The records that follow are to be repeated without alteration.

— Information given —
** start **

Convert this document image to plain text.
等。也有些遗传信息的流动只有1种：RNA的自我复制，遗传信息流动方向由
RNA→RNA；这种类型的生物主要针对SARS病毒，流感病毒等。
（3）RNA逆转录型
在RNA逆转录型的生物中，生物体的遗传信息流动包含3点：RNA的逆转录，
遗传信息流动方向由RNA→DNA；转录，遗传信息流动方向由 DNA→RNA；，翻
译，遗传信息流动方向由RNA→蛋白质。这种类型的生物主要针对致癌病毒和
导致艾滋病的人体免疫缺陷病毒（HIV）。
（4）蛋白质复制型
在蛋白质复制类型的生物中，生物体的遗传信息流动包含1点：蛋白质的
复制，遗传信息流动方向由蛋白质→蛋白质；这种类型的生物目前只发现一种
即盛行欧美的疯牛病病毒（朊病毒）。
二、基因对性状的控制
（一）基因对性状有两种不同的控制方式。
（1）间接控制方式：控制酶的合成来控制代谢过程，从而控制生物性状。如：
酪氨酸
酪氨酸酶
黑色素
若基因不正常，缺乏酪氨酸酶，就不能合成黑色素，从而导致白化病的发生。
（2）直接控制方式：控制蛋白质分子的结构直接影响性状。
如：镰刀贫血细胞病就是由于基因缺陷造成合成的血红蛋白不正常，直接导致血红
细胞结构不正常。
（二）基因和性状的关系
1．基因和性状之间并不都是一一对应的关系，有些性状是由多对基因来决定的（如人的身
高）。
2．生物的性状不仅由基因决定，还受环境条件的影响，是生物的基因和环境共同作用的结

** end **

— Exercise output —
Convert this document image to plain text.
等。也有些遗传信息的流动只有1种：RNA的自我复制，遗传信息流动方向由
RNA→RNA；这种类型的生物主要针对SARS病毒，流感病毒等。
（3）RNA逆转录型
在RNA逆转录型的生物中，生物体的遗传信息流动包含3点：RNA的逆转录，
遗传信息流动方向由RNA→DNA；转录，遗传信息流动方向由 DNA→RNA；，翻
译，遗传信息流动方向由RNA→蛋白质。这种类型的生物主要针对致癌病毒和
导致艾滋病的人体免疫缺陷病毒（HIV）。
（4）蛋白质复制型
在蛋白质复制类型的生物中，生物体的遗传信息流动包含1点：蛋白质的
复制，遗传信息流动方向由蛋白质→蛋白质；这种类型的生物目前只发现一种
即盛行欧美的疯牛病病毒（朊病毒）。
二、基因对性状的控制
（一）基因对性状有两种不同的控制方式。
（1）间接控制方式：控制酶的合成来控制代谢过程，从而控制生物性状。如：
酪氨酸
酪氨酸酶
黑色素
若基因不正常，缺乏酪氨酸酶，就不能合成黑色素，从而导致白化病的发生。
（2）直接控制方式：控制蛋白质分子的结构直接影响性状。
如：镰刀贫血细胞病就是由于基因缺陷造成合成的血红蛋白不正常，直接导致血红
细胞结构不正常。
（二）基因和性状的关系
1．基因和性状之间并不都是一一对应的关系，有些性状是由多对基因来决定的（如人的身
高）。
2．生物的性状不仅由基因决定，还受环境条件的影响，是生物的基因和环境共同作用的结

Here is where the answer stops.